Will you extract the entries word for word? Images should not appear in the copy.

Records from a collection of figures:
+ + + + +
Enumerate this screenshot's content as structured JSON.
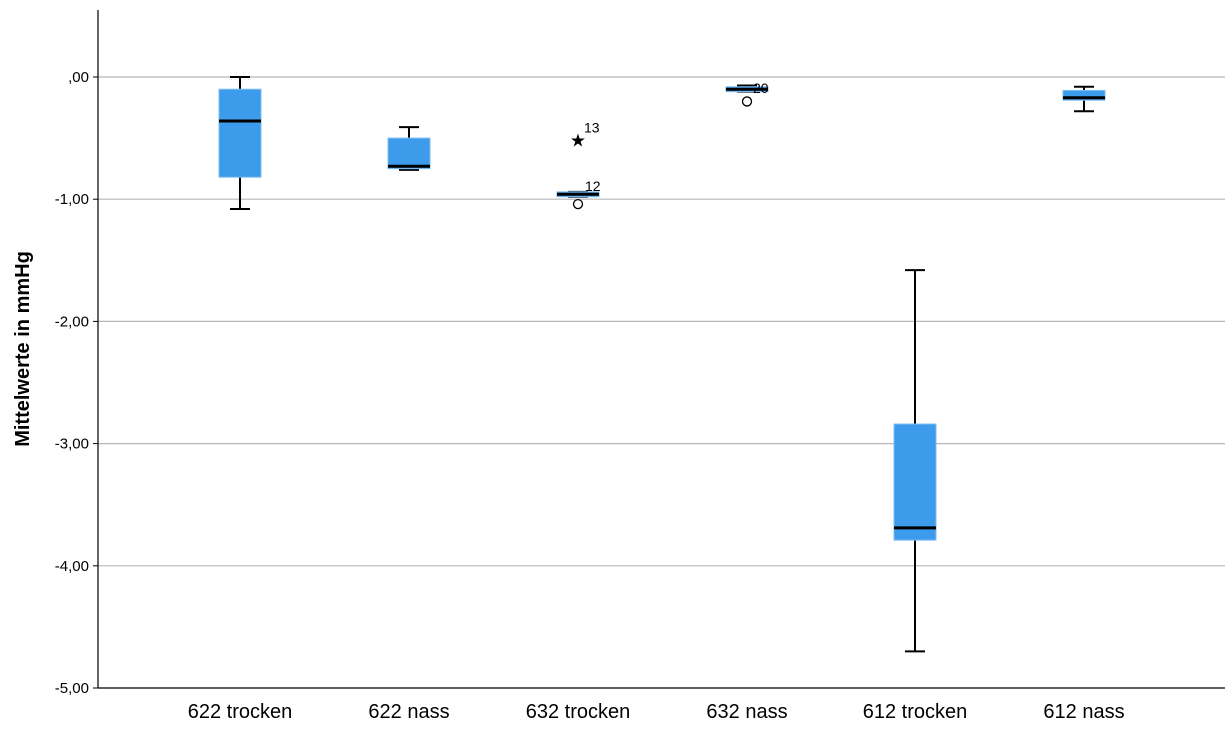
{
  "chart_data": {
    "type": "boxplot",
    "title": "",
    "xlabel": "",
    "ylabel": "Mittelwerte in mmHg",
    "ylim": [
      -5.0,
      0.55
    ],
    "yticks": [
      {
        "value": 0,
        "label": ",00"
      },
      {
        "value": -1,
        "label": "-1,00"
      },
      {
        "value": -2,
        "label": "-2,00"
      },
      {
        "value": -3,
        "label": "-3,00"
      },
      {
        "value": -4,
        "label": "-4,00"
      },
      {
        "value": -5,
        "label": "-5,00"
      }
    ],
    "grid": true,
    "box_color": "#3D9BEB",
    "median_color": "#000000",
    "categories": [
      "622 trocken",
      "622 nass",
      "632 trocken",
      "632 nass",
      "612 trocken",
      "612 nass"
    ],
    "boxes": [
      {
        "category": "622 trocken",
        "whisker_low": -1.08,
        "q1": -0.82,
        "median": -0.36,
        "q3": -0.1,
        "whisker_high": 0.0,
        "outliers": []
      },
      {
        "category": "622 nass",
        "whisker_low": -0.76,
        "q1": -0.75,
        "median": -0.73,
        "q3": -0.5,
        "whisker_high": -0.41,
        "outliers": []
      },
      {
        "category": "632 trocken",
        "whisker_low": -0.98,
        "q1": -0.98,
        "median": -0.96,
        "q3": -0.94,
        "whisker_high": -0.94,
        "outliers": [
          {
            "value": -0.52,
            "marker": "star",
            "label": "13"
          },
          {
            "value": -1.04,
            "marker": "circle",
            "label": "12"
          }
        ]
      },
      {
        "category": "632 nass",
        "whisker_low": -0.12,
        "q1": -0.12,
        "median": -0.1,
        "q3": -0.08,
        "whisker_high": -0.07,
        "outliers": [
          {
            "value": -0.2,
            "marker": "circle",
            "label": "20"
          }
        ]
      },
      {
        "category": "612 trocken",
        "whisker_low": -4.7,
        "q1": -3.79,
        "median": -3.69,
        "q3": -2.84,
        "whisker_high": -1.58,
        "outliers": []
      },
      {
        "category": "612 nass",
        "whisker_low": -0.28,
        "q1": -0.19,
        "median": -0.17,
        "q3": -0.11,
        "whisker_high": -0.08,
        "outliers": []
      }
    ]
  }
}
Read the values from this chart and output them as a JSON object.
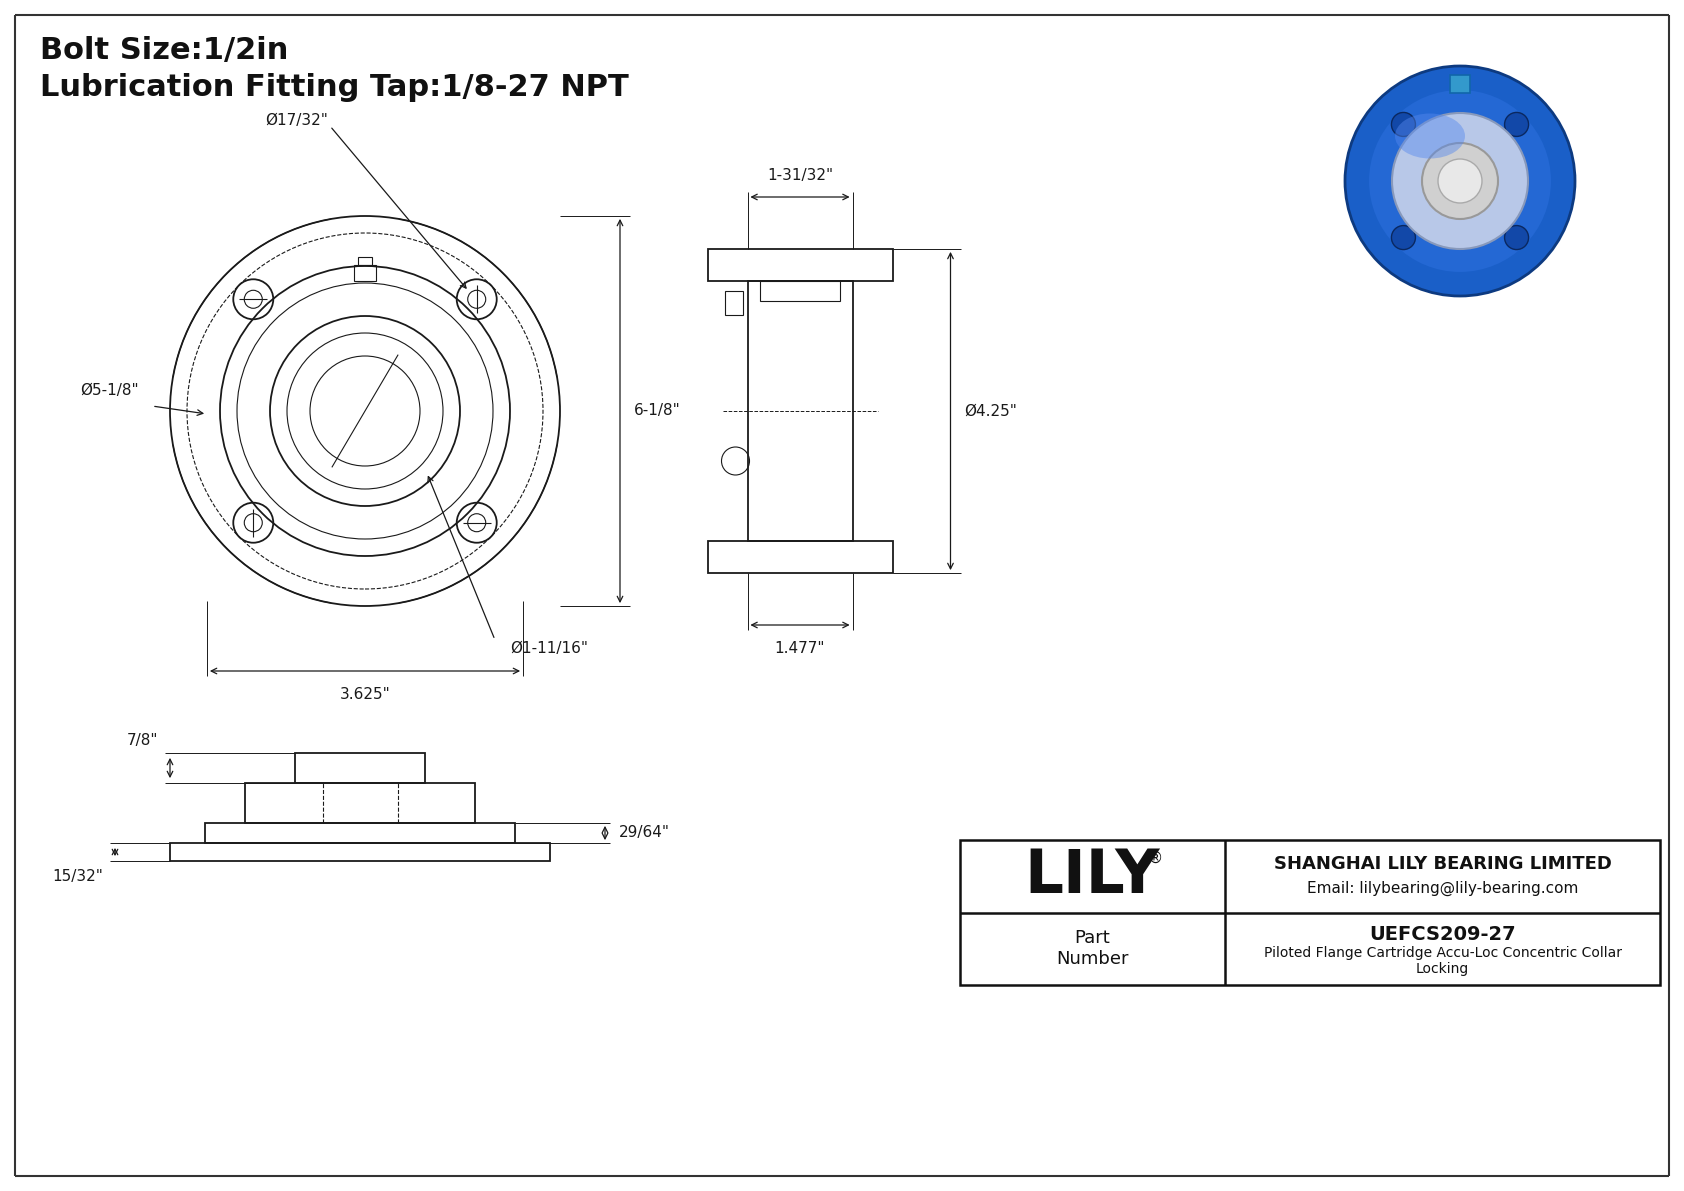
{
  "bg_color": "#ffffff",
  "line_color": "#1a1a1a",
  "dim_color": "#1a1a1a",
  "title_line1": "Bolt Size:1/2in",
  "title_line2": "Lubrication Fitting Tap:1/8-27 NPT",
  "title_fontsize": 22,
  "company_name": "SHANGHAI LILY BEARING LIMITED",
  "company_email": "Email: lilybearing@lily-bearing.com",
  "brand": "LILY",
  "brand_reg": "®",
  "part_label": "Part\nNumber",
  "part_number": "UEFCS209-27",
  "part_desc": "Piloted Flange Cartridge Accu-Loc Concentric Collar\nLocking",
  "dims": {
    "bolt_hole_dia": "Ø17/32\"",
    "bolt_circle_dia": "Ø5-1/8\"",
    "flange_dia": "6-1/8\"",
    "bolt_circle_span": "3.625\"",
    "bore_dia": "Ø1-11/16\"",
    "depth": "1-31/32\"",
    "height_side": "Ø4.25\"",
    "base_width": "1.477\"",
    "depth_bottom": "7/8\"",
    "step_height": "29/64\"",
    "base_height": "15/32\""
  }
}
+ + + + +
* COMPLETE RESPONSE:
Enumerate this screenshot's content as structured JSON.
{
  "chart_data": {
    "type": "boxplot",
    "title": "",
    "xlabel": "",
    "ylabel": "Mittelwerte in mmHg",
    "ylim": [
      -5.0,
      0.55
    ],
    "yticks": [
      {
        "value": 0,
        "label": ",00"
      },
      {
        "value": -1,
        "label": "-1,00"
      },
      {
        "value": -2,
        "label": "-2,00"
      },
      {
        "value": -3,
        "label": "-3,00"
      },
      {
        "value": -4,
        "label": "-4,00"
      },
      {
        "value": -5,
        "label": "-5,00"
      }
    ],
    "grid": true,
    "box_color": "#3D9BEB",
    "median_color": "#000000",
    "categories": [
      "622 trocken",
      "622 nass",
      "632 trocken",
      "632 nass",
      "612 trocken",
      "612 nass"
    ],
    "boxes": [
      {
        "category": "622 trocken",
        "whisker_low": -1.08,
        "q1": -0.82,
        "median": -0.36,
        "q3": -0.1,
        "whisker_high": 0.0,
        "outliers": []
      },
      {
        "category": "622 nass",
        "whisker_low": -0.76,
        "q1": -0.75,
        "median": -0.73,
        "q3": -0.5,
        "whisker_high": -0.41,
        "outliers": []
      },
      {
        "category": "632 trocken",
        "whisker_low": -0.98,
        "q1": -0.98,
        "median": -0.96,
        "q3": -0.94,
        "whisker_high": -0.94,
        "outliers": [
          {
            "value": -0.52,
            "marker": "star",
            "label": "13"
          },
          {
            "value": -1.04,
            "marker": "circle",
            "label": "12"
          }
        ]
      },
      {
        "category": "632 nass",
        "whisker_low": -0.12,
        "q1": -0.12,
        "median": -0.1,
        "q3": -0.08,
        "whisker_high": -0.07,
        "outliers": [
          {
            "value": -0.2,
            "marker": "circle",
            "label": "20"
          }
        ]
      },
      {
        "category": "612 trocken",
        "whisker_low": -4.7,
        "q1": -3.79,
        "median": -3.69,
        "q3": -2.84,
        "whisker_high": -1.58,
        "outliers": []
      },
      {
        "category": "612 nass",
        "whisker_low": -0.28,
        "q1": -0.19,
        "median": -0.17,
        "q3": -0.11,
        "whisker_high": -0.08,
        "outliers": []
      }
    ]
  }
}
Read the values from this chart and output them as a JSON object.
{
  "bg_color": "#ffffff",
  "line_color": "#1a1a1a",
  "dim_color": "#1a1a1a",
  "title_line1": "Bolt Size:1/2in",
  "title_line2": "Lubrication Fitting Tap:1/8-27 NPT",
  "title_fontsize": 22,
  "company_name": "SHANGHAI LILY BEARING LIMITED",
  "company_email": "Email: lilybearing@lily-bearing.com",
  "brand": "LILY",
  "brand_reg": "®",
  "part_label": "Part\nNumber",
  "part_number": "UEFCS209-27",
  "part_desc": "Piloted Flange Cartridge Accu-Loc Concentric Collar\nLocking",
  "dims": {
    "bolt_hole_dia": "Ø17/32\"",
    "bolt_circle_dia": "Ø5-1/8\"",
    "flange_dia": "6-1/8\"",
    "bolt_circle_span": "3.625\"",
    "bore_dia": "Ø1-11/16\"",
    "depth": "1-31/32\"",
    "height_side": "Ø4.25\"",
    "base_width": "1.477\"",
    "depth_bottom": "7/8\"",
    "step_height": "29/64\"",
    "base_height": "15/32\""
  }
}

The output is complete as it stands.